Transcribe each record exactly. Include every one.

:: DATA PROVIDED ::

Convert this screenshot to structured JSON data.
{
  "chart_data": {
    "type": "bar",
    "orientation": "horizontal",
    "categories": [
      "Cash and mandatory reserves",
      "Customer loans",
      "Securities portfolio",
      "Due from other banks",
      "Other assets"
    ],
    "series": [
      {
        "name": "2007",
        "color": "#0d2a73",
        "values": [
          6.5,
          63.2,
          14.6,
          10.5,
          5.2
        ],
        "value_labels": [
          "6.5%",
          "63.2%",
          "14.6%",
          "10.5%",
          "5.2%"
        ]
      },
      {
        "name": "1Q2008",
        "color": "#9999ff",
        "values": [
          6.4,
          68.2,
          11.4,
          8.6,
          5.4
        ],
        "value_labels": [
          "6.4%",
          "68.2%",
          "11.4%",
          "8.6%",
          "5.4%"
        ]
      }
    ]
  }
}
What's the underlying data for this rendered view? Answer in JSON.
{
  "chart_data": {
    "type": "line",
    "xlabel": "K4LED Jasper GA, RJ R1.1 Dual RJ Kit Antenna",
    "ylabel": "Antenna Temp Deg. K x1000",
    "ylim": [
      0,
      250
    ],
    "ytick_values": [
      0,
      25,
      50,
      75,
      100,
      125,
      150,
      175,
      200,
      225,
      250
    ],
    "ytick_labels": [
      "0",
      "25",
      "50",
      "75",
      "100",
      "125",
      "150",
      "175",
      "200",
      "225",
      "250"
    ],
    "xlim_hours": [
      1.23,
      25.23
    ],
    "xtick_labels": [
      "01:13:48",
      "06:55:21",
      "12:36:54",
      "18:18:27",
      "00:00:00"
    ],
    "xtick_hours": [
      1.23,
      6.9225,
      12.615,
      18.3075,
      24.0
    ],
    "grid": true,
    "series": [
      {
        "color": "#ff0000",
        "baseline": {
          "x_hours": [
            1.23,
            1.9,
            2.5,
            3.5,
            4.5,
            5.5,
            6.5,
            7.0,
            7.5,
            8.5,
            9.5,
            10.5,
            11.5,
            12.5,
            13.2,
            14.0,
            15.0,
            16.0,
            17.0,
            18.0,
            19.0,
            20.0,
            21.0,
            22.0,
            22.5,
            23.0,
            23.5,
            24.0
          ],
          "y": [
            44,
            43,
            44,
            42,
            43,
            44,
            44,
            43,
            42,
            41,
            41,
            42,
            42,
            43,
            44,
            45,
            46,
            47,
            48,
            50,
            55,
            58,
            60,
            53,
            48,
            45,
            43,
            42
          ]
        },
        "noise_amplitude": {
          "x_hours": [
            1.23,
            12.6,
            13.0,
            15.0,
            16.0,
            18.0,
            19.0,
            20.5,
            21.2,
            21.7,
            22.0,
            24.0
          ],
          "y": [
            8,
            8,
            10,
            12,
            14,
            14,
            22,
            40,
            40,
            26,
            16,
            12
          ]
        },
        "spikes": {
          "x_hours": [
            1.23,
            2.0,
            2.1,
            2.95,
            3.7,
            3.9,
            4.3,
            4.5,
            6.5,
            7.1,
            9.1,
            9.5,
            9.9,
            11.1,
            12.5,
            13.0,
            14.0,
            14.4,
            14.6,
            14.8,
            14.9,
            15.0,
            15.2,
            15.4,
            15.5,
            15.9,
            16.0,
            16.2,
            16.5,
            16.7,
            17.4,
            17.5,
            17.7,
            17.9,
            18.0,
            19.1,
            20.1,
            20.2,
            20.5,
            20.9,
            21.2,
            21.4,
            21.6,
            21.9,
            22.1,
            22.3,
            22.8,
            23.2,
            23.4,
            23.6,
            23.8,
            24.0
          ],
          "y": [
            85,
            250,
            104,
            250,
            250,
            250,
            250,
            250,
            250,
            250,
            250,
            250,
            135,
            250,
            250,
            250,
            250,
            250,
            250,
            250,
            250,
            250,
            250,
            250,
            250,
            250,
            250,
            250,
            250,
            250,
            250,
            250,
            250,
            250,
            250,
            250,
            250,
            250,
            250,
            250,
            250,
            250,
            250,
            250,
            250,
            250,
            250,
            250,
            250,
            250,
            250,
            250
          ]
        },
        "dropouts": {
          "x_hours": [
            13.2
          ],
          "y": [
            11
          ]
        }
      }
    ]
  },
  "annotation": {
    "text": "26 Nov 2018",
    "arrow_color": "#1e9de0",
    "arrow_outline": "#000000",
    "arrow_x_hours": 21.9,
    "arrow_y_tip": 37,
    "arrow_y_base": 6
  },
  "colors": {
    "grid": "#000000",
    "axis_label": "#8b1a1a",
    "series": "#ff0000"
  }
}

:::

_TASK RESPONSE:_
Convert this screenshot to structured JSON data.
{
  "chart_data": {
    "type": "bar",
    "orientation": "horizontal",
    "categories": [
      "Cash and mandatory reserves",
      "Customer loans",
      "Securities portfolio",
      "Due from other banks",
      "Other assets"
    ],
    "series": [
      {
        "name": "2007",
        "color": "#0d2a73",
        "values": [
          6.5,
          63.2,
          14.6,
          10.5,
          5.2
        ],
        "value_labels": [
          "6.5%",
          "63.2%",
          "14.6%",
          "10.5%",
          "5.2%"
        ]
      },
      {
        "name": "1Q2008",
        "color": "#9999ff",
        "values": [
          6.4,
          68.2,
          11.4,
          8.6,
          5.4
        ],
        "value_labels": [
          "6.4%",
          "68.2%",
          "11.4%",
          "8.6%",
          "5.4%"
        ]
      }
    ]
  }
}
What's the underlying data for this rendered view? Answer in JSON.
{
  "chart_data": {
    "type": "line",
    "xlabel": "K4LED Jasper GA, RJ R1.1 Dual RJ Kit Antenna",
    "ylabel": "Antenna Temp Deg. K x1000",
    "ylim": [
      0,
      250
    ],
    "ytick_values": [
      0,
      25,
      50,
      75,
      100,
      125,
      150,
      175,
      200,
      225,
      250
    ],
    "ytick_labels": [
      "0",
      "25",
      "50",
      "75",
      "100",
      "125",
      "150",
      "175",
      "200",
      "225",
      "250"
    ],
    "xlim_hours": [
      1.23,
      25.23
    ],
    "xtick_labels": [
      "01:13:48",
      "06:55:21",
      "12:36:54",
      "18:18:27",
      "00:00:00"
    ],
    "xtick_hours": [
      1.23,
      6.9225,
      12.615,
      18.3075,
      24.0
    ],
    "grid": true,
    "series": [
      {
        "color": "#ff0000",
        "baseline": {
          "x_hours": [
            1.23,
            1.9,
            2.5,
            3.5,
            4.5,
            5.5,
            6.5,
            7.0,
            7.5,
            8.5,
            9.5,
            10.5,
            11.5,
            12.5,
            13.2,
            14.0,
            15.0,
            16.0,
            17.0,
            18.0,
            19.0,
            20.0,
            21.0,
            22.0,
            22.5,
            23.0,
            23.5,
            24.0
          ],
          "y": [
            44,
            43,
            44,
            42,
            43,
            44,
            44,
            43,
            42,
            41,
            41,
            42,
            42,
            43,
            44,
            45,
            46,
            47,
            48,
            50,
            55,
            58,
            60,
            53,
            48,
            45,
            43,
            42
          ]
        },
        "noise_amplitude": {
          "x_hours": [
            1.23,
            12.6,
            13.0,
            15.0,
            16.0,
            18.0,
            19.0,
            20.5,
            21.2,
            21.7,
            22.0,
            24.0
          ],
          "y": [
            8,
            8,
            10,
            12,
            14,
            14,
            22,
            40,
            40,
            26,
            16,
            12
          ]
        },
        "spikes": {
          "x_hours": [
            1.23,
            2.0,
            2.1,
            2.95,
            3.7,
            3.9,
            4.3,
            4.5,
            6.5,
            7.1,
            9.1,
            9.5,
            9.9,
            11.1,
            12.5,
            13.0,
            14.0,
            14.4,
            14.6,
            14.8,
            14.9,
            15.0,
            15.2,
            15.4,
            15.5,
            15.9,
            16.0,
            16.2,
            16.5,
            16.7,
            17.4,
            17.5,
            17.7,
            17.9,
            18.0,
            19.1,
            20.1,
            20.2,
            20.5,
            20.9,
            21.2,
            21.4,
            21.6,
            21.9,
            22.1,
            22.3,
            22.8,
            23.2,
            23.4,
            23.6,
            23.8,
            24.0
          ],
          "y": [
            85,
            250,
            104,
            250,
            250,
            250,
            250,
            250,
            250,
            250,
            250,
            250,
            135,
            250,
            250,
            250,
            250,
            250,
            250,
            250,
            250,
            250,
            250,
            250,
            250,
            250,
            250,
            250,
            250,
            250,
            250,
            250,
            250,
            250,
            250,
            250,
            250,
            250,
            250,
            250,
            250,
            250,
            250,
            250,
            250,
            250,
            250,
            250,
            250,
            250,
            250,
            250
          ]
        },
        "dropouts": {
          "x_hours": [
            13.2
          ],
          "y": [
            11
          ]
        }
      }
    ]
  },
  "annotation": {
    "text": "26 Nov 2018",
    "arrow_color": "#1e9de0",
    "arrow_outline": "#000000",
    "arrow_x_hours": 21.9,
    "arrow_y_tip": 37,
    "arrow_y_base": 6
  },
  "colors": {
    "grid": "#000000",
    "axis_label": "#8b1a1a",
    "series": "#ff0000"
  }
}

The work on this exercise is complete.